What to do:
Select each line of the records that contains the word "Legend", and copy those lines in full.

The data:
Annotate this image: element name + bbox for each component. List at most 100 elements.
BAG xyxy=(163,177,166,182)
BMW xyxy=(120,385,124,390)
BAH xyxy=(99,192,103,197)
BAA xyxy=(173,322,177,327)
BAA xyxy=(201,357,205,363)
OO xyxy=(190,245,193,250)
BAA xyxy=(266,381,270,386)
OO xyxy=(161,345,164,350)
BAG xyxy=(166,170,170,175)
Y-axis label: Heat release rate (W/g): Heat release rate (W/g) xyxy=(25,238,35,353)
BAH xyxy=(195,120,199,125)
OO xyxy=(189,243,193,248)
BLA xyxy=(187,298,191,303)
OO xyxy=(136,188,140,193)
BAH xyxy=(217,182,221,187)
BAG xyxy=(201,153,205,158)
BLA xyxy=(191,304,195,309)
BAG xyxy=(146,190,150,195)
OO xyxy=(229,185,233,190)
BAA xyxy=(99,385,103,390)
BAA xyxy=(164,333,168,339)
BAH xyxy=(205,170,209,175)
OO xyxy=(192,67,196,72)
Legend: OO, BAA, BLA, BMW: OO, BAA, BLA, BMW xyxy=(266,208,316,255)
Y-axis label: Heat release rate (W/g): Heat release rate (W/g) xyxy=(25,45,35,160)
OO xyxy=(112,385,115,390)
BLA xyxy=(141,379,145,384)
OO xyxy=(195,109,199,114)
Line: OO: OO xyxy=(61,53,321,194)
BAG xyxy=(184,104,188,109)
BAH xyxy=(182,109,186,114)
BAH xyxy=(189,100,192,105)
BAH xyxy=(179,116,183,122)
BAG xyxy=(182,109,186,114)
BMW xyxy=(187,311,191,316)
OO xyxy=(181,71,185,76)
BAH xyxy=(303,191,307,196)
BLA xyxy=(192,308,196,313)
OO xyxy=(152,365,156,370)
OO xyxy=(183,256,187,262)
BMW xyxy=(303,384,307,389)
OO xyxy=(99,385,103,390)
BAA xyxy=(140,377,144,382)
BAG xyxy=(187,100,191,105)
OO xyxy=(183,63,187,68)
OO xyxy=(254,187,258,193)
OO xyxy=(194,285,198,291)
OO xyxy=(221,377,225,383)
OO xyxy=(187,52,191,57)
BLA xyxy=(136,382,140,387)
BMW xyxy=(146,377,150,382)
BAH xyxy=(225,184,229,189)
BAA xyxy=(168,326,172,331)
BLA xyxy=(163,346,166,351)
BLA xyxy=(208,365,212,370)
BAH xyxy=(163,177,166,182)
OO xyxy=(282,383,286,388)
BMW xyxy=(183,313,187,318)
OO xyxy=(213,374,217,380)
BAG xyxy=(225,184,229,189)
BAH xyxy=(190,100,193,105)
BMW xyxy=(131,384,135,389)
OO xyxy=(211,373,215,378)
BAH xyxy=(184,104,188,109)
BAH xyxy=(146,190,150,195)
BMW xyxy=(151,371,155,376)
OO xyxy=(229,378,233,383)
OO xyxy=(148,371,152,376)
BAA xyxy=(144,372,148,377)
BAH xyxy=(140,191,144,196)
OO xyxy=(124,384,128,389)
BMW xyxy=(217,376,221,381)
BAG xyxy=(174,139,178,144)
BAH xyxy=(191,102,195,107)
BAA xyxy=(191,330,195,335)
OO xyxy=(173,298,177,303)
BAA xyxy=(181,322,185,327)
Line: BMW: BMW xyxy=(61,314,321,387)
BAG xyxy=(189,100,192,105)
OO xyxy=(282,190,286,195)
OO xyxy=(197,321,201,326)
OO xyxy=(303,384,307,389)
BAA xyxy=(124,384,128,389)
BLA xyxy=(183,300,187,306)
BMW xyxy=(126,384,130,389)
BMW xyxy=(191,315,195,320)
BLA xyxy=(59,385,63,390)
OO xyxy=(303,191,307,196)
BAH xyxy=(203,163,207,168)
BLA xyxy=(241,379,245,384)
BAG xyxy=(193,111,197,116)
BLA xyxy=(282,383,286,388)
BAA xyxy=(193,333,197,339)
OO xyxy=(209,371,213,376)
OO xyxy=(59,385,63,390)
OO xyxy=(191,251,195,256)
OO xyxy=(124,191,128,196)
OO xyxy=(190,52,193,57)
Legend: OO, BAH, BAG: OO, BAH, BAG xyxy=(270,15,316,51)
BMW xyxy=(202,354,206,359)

Response:
Legend: OO, BAA, BLA, BMW: OO, BAA, BLA, BMW xyxy=(266,208,316,255)
Legend: OO, BAH, BAG: OO, BAH, BAG xyxy=(270,15,316,51)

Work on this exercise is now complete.